▶ **What the task asks**:
Extract every line that contains the string "утренней".

▶ **Stored dataset items**:
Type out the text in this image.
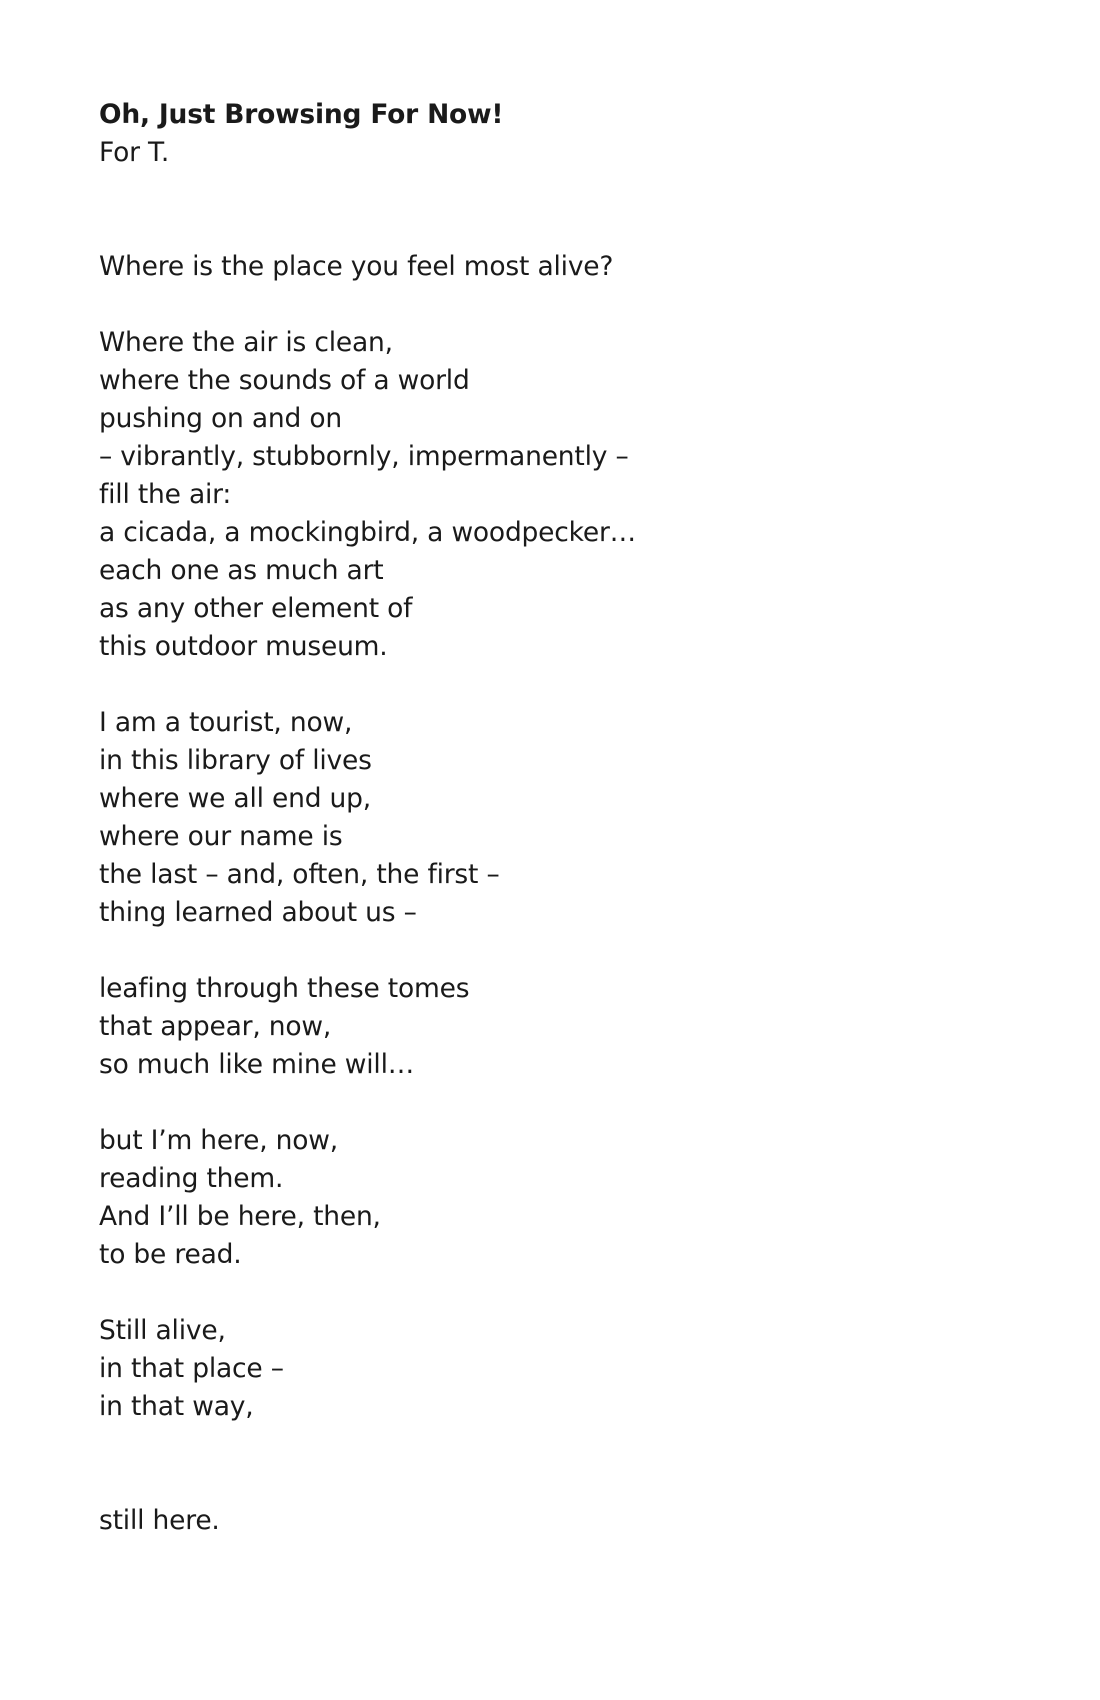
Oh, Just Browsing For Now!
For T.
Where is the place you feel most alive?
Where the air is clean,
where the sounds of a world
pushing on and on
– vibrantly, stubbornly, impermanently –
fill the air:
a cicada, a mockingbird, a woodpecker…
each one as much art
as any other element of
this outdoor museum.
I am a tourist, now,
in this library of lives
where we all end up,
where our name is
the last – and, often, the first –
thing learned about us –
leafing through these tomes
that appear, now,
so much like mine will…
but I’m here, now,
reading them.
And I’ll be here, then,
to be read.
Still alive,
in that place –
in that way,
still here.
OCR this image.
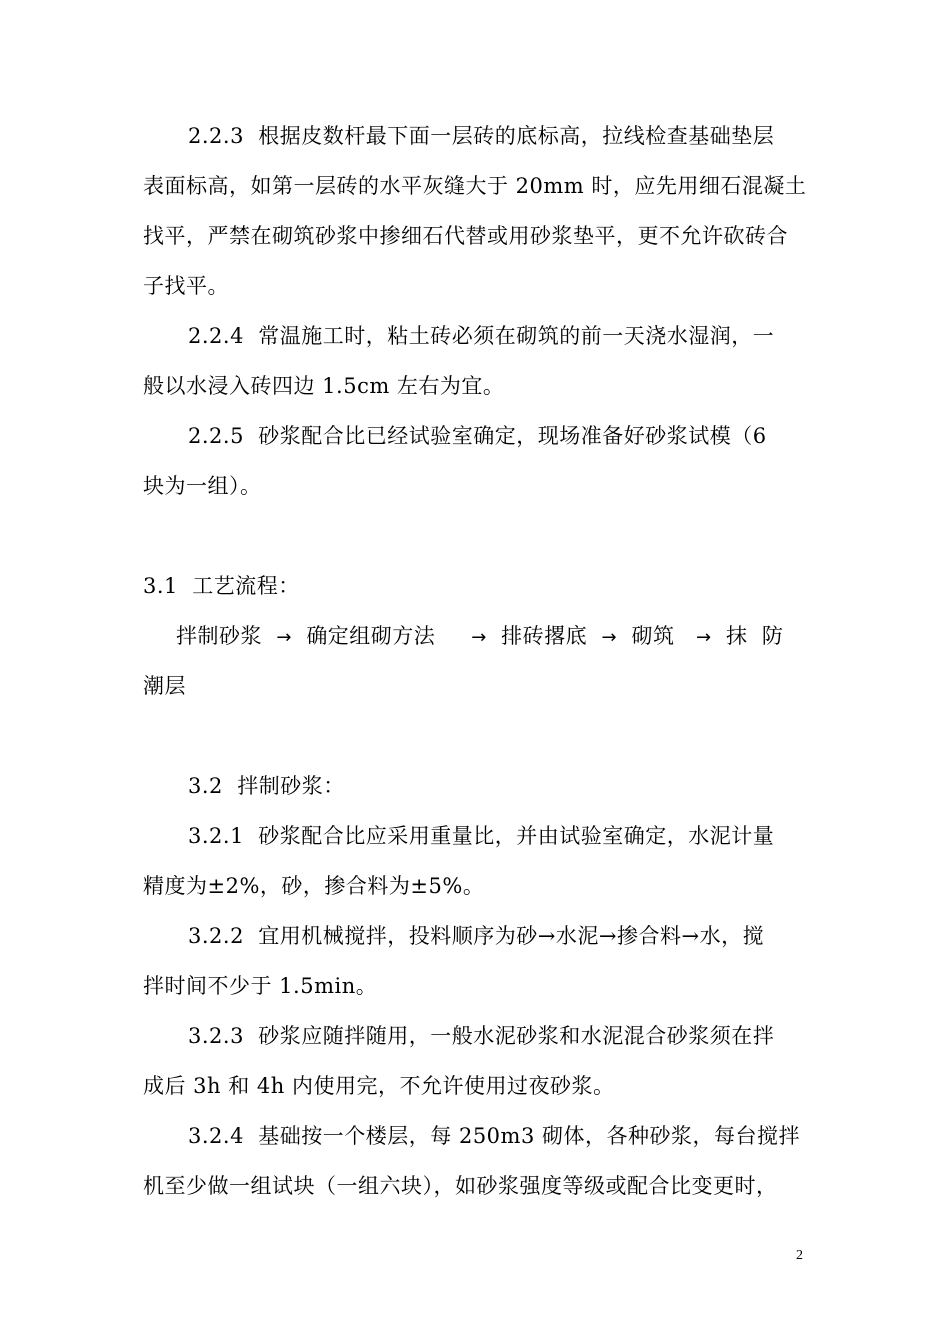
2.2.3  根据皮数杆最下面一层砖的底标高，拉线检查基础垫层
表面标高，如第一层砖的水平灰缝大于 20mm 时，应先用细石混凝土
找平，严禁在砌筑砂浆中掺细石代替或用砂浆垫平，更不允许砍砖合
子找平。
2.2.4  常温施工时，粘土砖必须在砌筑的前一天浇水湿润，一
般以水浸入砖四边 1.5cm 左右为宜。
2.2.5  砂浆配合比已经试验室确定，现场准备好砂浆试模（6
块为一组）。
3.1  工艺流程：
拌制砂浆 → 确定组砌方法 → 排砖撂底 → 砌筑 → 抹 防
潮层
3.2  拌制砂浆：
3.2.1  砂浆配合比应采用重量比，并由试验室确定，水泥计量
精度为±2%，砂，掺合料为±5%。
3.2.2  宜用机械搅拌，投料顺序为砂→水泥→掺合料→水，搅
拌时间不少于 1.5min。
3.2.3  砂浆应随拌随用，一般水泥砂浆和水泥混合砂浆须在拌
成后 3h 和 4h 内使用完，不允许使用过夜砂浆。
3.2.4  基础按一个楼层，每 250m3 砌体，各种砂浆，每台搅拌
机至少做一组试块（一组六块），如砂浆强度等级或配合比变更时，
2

...

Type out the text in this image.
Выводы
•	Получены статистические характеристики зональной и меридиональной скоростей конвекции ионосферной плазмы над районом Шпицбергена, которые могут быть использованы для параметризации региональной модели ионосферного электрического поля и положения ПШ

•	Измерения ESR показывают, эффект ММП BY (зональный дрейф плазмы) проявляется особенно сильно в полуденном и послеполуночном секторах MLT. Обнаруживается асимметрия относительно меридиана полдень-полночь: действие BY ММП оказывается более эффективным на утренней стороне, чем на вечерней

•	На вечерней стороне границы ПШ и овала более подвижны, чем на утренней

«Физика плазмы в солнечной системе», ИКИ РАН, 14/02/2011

▶ **In response**:
•	Измерения ESR показывают, эффект ММП BY (зональный дрейф плазмы) проявляется особенно сильно в полуденном и послеполуночном секторах MLT. Обнаруживается асимметрия относительно меридиана полдень-полночь: действие BY ММП оказывается более эффективным на утренней стороне, чем на вечерней
•	На вечерней стороне границы ПШ и овала более подвижны, чем на утренней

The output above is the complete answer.